SHORT EXERCISE: Include in the output the line containing "Extract all readable text from this page." and each subsequent line of the records, through the end, transcribed exactly. Add nothing else.

--- Start DATA ROWS ---

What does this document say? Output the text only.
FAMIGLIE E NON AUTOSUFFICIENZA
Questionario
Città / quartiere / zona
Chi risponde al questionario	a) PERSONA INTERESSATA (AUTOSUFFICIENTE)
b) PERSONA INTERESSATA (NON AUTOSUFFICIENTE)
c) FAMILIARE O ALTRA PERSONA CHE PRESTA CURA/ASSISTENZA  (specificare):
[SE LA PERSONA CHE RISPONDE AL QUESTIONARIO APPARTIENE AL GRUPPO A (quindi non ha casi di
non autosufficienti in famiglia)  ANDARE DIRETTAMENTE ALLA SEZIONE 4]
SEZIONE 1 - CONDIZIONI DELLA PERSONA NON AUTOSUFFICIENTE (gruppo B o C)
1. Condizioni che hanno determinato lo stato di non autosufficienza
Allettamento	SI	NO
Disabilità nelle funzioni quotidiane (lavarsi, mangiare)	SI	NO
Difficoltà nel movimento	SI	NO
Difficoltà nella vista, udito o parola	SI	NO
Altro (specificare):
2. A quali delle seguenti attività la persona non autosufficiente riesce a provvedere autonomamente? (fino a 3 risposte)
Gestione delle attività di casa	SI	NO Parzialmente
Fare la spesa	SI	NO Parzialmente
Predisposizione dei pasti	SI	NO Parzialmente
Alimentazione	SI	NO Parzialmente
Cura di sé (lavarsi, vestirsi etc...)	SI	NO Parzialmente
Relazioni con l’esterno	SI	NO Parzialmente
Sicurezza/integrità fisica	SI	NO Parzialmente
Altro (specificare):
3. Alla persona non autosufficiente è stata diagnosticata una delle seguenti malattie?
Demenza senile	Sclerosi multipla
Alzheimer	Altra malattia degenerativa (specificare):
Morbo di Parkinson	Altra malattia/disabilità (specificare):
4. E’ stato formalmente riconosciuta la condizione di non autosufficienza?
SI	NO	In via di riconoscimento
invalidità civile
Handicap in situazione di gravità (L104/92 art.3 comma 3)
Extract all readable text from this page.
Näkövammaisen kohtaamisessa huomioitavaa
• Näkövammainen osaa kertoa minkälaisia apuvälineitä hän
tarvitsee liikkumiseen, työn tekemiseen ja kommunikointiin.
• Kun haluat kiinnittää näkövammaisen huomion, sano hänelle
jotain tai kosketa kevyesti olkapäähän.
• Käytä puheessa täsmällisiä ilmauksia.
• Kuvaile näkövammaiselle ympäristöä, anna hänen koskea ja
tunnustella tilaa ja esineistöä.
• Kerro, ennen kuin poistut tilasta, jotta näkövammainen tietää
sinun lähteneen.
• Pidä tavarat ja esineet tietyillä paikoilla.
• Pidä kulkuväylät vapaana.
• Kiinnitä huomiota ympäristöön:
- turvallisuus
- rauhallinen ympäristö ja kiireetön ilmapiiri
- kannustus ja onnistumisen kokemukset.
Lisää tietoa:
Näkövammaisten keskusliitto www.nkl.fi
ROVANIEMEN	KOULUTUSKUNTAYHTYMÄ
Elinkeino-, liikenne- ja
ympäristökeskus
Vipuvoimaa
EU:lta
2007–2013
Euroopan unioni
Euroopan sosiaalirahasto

--- End DATA ROWS ---

EXPECTED ANSWER:
Extract all readable text from this page.
Näkövammaisen kohtaamisessa huomioitavaa
• Näkövammainen osaa kertoa minkälaisia apuvälineitä hän
tarvitsee liikkumiseen, työn tekemiseen ja kommunikointiin.
• Kun haluat kiinnittää näkövammaisen huomion, sano hänelle
jotain tai kosketa kevyesti olkapäähän.
• Käytä puheessa täsmällisiä ilmauksia.
• Kuvaile näkövammaiselle ympäristöä, anna hänen koskea ja
tunnustella tilaa ja esineistöä.
• Kerro, ennen kuin poistut tilasta, jotta näkövammainen tietää
sinun lähteneen.
• Pidä tavarat ja esineet tietyillä paikoilla.
• Pidä kulkuväylät vapaana.
• Kiinnitä huomiota ympäristöön:
- turvallisuus
- rauhallinen ympäristö ja kiireetön ilmapiiri
- kannustus ja onnistumisen kokemukset.
Lisää tietoa:
Näkövammaisten keskusliitto www.nkl.fi
ROVANIEMEN	KOULUTUSKUNTAYHTYMÄ
Elinkeino-, liikenne- ja
ympäristökeskus
Vipuvoimaa
EU:lta
2007–2013
Euroopan unioni
Euroopan sosiaalirahasto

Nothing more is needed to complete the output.